◆ WORK REQUIRED ◆
State how many lines in the listing below include the word "highlight", and add nothing besides the number.

◆ DATA FOR THE TASK ◆
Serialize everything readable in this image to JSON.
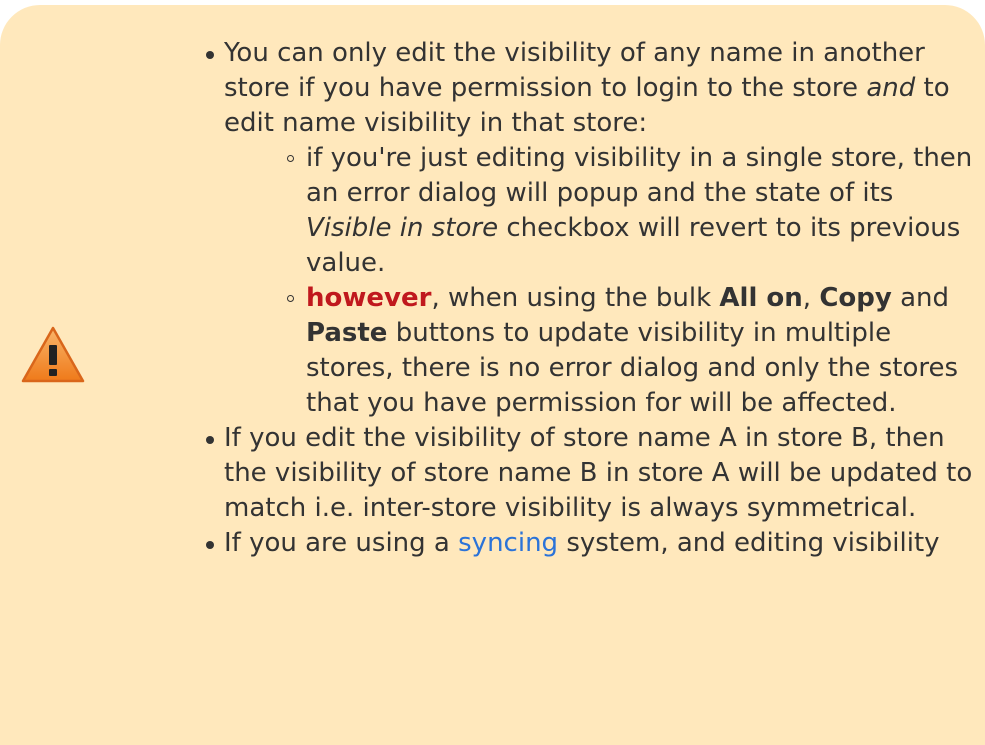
{
  "note": {
    "icon": "warning-icon",
    "items": [
      {
        "p1": "You can only edit the visibility of any name in another store if you have permission to login to the store ",
        "em": "and",
        "p2": " to edit name visibility in that store:",
        "sub": [
          {
            "p1": "if you're just editing visibility in a single store, then an error dialog will popup and the state of its ",
            "em": "Visible in store",
            "p2": " checkbox will revert to its previous value."
          },
          {
            "highlight": "however",
            "p1": ", when using the bulk ",
            "b1": "All on",
            "p2": ", ",
            "b2": "Copy",
            "p3": " and ",
            "b3": "Paste",
            "p4": " buttons to update visibility in multiple stores, there is no error dialog and only the stores that you have permission for will be affected."
          }
        ]
      },
      {
        "text": "If you edit the visibility of store name A in store B, then the visibility of store name B in store A will be updated to match i.e. inter-store visibility is always symmetrical."
      },
      {
        "p1": "If you are using a ",
        "link": "syncing",
        "p2": " system, and editing visibility"
      }
    ]
  },
  "colors": {
    "background": "#ffe8bc",
    "text": "#333333",
    "highlight": "#c0181d",
    "link": "#2b73d8"
  }
}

◆ SOLUTION FOR THIS TASK ◆
2